Task requirements:
Reproduce the listing below word for word, keeping every line and its numbers unchanged.

Collected data:
>>>>

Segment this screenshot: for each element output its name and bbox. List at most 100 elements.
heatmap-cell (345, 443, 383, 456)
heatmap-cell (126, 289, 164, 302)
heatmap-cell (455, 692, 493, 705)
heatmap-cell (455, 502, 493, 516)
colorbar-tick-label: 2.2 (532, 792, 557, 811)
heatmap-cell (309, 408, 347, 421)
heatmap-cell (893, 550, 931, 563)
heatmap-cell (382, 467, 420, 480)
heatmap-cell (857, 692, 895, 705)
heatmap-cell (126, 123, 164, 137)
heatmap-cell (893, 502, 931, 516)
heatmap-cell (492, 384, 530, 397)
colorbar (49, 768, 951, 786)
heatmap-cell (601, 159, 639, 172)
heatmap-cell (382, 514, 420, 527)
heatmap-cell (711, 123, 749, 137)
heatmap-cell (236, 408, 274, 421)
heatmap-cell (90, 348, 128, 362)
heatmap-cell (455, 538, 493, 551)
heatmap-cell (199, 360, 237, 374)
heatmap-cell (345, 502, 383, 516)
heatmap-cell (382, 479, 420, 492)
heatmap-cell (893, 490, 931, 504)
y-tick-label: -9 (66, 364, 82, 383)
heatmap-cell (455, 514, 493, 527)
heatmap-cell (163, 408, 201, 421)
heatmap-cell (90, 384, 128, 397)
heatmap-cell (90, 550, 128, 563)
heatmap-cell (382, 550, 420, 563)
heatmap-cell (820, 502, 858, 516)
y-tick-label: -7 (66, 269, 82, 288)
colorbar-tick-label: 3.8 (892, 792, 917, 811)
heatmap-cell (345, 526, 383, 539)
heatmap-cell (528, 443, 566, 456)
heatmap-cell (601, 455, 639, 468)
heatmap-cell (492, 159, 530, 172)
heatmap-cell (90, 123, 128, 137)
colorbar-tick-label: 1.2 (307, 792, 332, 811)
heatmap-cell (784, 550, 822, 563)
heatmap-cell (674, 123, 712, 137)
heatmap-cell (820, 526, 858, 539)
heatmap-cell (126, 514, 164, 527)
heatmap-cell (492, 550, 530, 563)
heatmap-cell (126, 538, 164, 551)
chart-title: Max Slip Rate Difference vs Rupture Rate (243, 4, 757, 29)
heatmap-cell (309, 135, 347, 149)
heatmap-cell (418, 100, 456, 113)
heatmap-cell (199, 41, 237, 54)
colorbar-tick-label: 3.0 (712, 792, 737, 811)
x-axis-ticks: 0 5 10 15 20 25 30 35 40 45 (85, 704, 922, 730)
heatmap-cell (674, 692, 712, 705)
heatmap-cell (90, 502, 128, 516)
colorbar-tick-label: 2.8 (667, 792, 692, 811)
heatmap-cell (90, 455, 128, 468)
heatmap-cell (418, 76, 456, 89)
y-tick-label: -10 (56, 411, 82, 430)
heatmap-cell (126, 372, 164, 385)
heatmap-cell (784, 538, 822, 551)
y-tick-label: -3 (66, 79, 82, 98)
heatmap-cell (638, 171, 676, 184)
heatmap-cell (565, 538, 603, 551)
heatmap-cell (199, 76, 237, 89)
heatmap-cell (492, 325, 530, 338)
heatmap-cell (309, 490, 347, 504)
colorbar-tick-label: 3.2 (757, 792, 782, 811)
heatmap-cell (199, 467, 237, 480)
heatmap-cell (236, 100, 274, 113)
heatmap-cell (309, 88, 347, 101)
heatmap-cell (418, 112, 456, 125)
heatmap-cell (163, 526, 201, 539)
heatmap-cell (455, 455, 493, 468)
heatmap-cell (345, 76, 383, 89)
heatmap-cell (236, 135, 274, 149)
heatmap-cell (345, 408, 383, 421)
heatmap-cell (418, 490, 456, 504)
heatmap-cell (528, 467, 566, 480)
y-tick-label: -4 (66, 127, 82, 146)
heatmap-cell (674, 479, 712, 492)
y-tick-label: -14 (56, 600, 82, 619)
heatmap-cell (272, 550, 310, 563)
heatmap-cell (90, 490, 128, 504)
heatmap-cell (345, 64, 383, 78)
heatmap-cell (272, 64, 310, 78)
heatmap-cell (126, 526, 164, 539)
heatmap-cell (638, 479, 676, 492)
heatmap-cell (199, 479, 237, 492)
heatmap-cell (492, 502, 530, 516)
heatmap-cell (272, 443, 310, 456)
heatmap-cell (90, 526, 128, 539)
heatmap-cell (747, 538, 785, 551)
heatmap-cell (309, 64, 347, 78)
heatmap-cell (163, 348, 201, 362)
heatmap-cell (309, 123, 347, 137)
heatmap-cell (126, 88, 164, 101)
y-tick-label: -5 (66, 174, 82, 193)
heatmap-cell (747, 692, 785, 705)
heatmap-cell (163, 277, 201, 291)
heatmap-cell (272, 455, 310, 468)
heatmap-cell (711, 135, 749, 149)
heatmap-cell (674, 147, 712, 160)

<<<<

Solution for this exercise:
Segment this screenshot: for each element output its name and bbox. List at most 100 elements.
heatmap-cell (345, 443, 383, 456)
heatmap-cell (126, 289, 164, 302)
heatmap-cell (455, 692, 493, 705)
heatmap-cell (455, 502, 493, 516)
colorbar-tick-label: 2.2 (532, 792, 557, 811)
heatmap-cell (309, 408, 347, 421)
heatmap-cell (893, 550, 931, 563)
heatmap-cell (382, 467, 420, 480)
heatmap-cell (857, 692, 895, 705)
heatmap-cell (126, 123, 164, 137)
heatmap-cell (893, 502, 931, 516)
heatmap-cell (492, 384, 530, 397)
colorbar (49, 768, 951, 786)
heatmap-cell (601, 159, 639, 172)
heatmap-cell (382, 514, 420, 527)
heatmap-cell (711, 123, 749, 137)
heatmap-cell (236, 408, 274, 421)
heatmap-cell (90, 348, 128, 362)
heatmap-cell (455, 538, 493, 551)
heatmap-cell (199, 360, 237, 374)
heatmap-cell (345, 502, 383, 516)
heatmap-cell (382, 479, 420, 492)
heatmap-cell (893, 490, 931, 504)
y-tick-label: -9 (66, 364, 82, 383)
heatmap-cell (455, 514, 493, 527)
heatmap-cell (163, 408, 201, 421)
heatmap-cell (90, 384, 128, 397)
heatmap-cell (90, 550, 128, 563)
heatmap-cell (382, 550, 420, 563)
heatmap-cell (820, 502, 858, 516)
y-tick-label: -7 (66, 269, 82, 288)
colorbar-tick-label: 3.8 (892, 792, 917, 811)
heatmap-cell (345, 526, 383, 539)
heatmap-cell (528, 443, 566, 456)
heatmap-cell (601, 455, 639, 468)
heatmap-cell (492, 159, 530, 172)
heatmap-cell (90, 123, 128, 137)
colorbar-tick-label: 1.2 (307, 792, 332, 811)
heatmap-cell (784, 550, 822, 563)
heatmap-cell (674, 123, 712, 137)
heatmap-cell (820, 526, 858, 539)
heatmap-cell (126, 514, 164, 527)
heatmap-cell (492, 550, 530, 563)
heatmap-cell (126, 538, 164, 551)
chart-title: Max Slip Rate Difference vs Rupture Rate (243, 4, 757, 29)
heatmap-cell (309, 135, 347, 149)
heatmap-cell (418, 100, 456, 113)
heatmap-cell (199, 41, 237, 54)
colorbar-tick-label: 3.0 (712, 792, 737, 811)
x-axis-ticks: 0 5 10 15 20 25 30 35 40 45 (85, 704, 922, 730)
heatmap-cell (674, 692, 712, 705)
heatmap-cell (90, 502, 128, 516)
colorbar-tick-label: 2.8 (667, 792, 692, 811)
heatmap-cell (90, 455, 128, 468)
heatmap-cell (418, 76, 456, 89)
y-tick-label: -10 (56, 411, 82, 430)
heatmap-cell (126, 372, 164, 385)
heatmap-cell (784, 538, 822, 551)
y-tick-label: -3 (66, 79, 82, 98)
heatmap-cell (638, 171, 676, 184)
heatmap-cell (565, 538, 603, 551)
heatmap-cell (199, 76, 237, 89)
heatmap-cell (492, 325, 530, 338)
heatmap-cell (309, 490, 347, 504)
colorbar-tick-label: 3.2 (757, 792, 782, 811)
heatmap-cell (199, 467, 237, 480)
heatmap-cell (236, 100, 274, 113)
heatmap-cell (309, 88, 347, 101)
heatmap-cell (418, 112, 456, 125)
heatmap-cell (163, 526, 201, 539)
heatmap-cell (455, 455, 493, 468)
heatmap-cell (345, 76, 383, 89)
heatmap-cell (236, 135, 274, 149)
heatmap-cell (345, 408, 383, 421)
heatmap-cell (418, 490, 456, 504)
heatmap-cell (528, 467, 566, 480)
y-tick-label: -4 (66, 127, 82, 146)
heatmap-cell (674, 479, 712, 492)
y-tick-label: -14 (56, 600, 82, 619)
heatmap-cell (272, 550, 310, 563)
heatmap-cell (90, 490, 128, 504)
heatmap-cell (345, 64, 383, 78)
heatmap-cell (272, 64, 310, 78)
heatmap-cell (126, 526, 164, 539)
heatmap-cell (638, 479, 676, 492)
heatmap-cell (199, 479, 237, 492)
heatmap-cell (492, 502, 530, 516)
heatmap-cell (272, 443, 310, 456)
heatmap-cell (90, 526, 128, 539)
heatmap-cell (747, 538, 785, 551)
heatmap-cell (309, 64, 347, 78)
heatmap-cell (163, 348, 201, 362)
heatmap-cell (309, 123, 347, 137)
heatmap-cell (126, 88, 164, 101)
y-tick-label: -5 (66, 174, 82, 193)
heatmap-cell (747, 692, 785, 705)
heatmap-cell (163, 277, 201, 291)
heatmap-cell (272, 455, 310, 468)
heatmap-cell (711, 135, 749, 149)
heatmap-cell (674, 147, 712, 160)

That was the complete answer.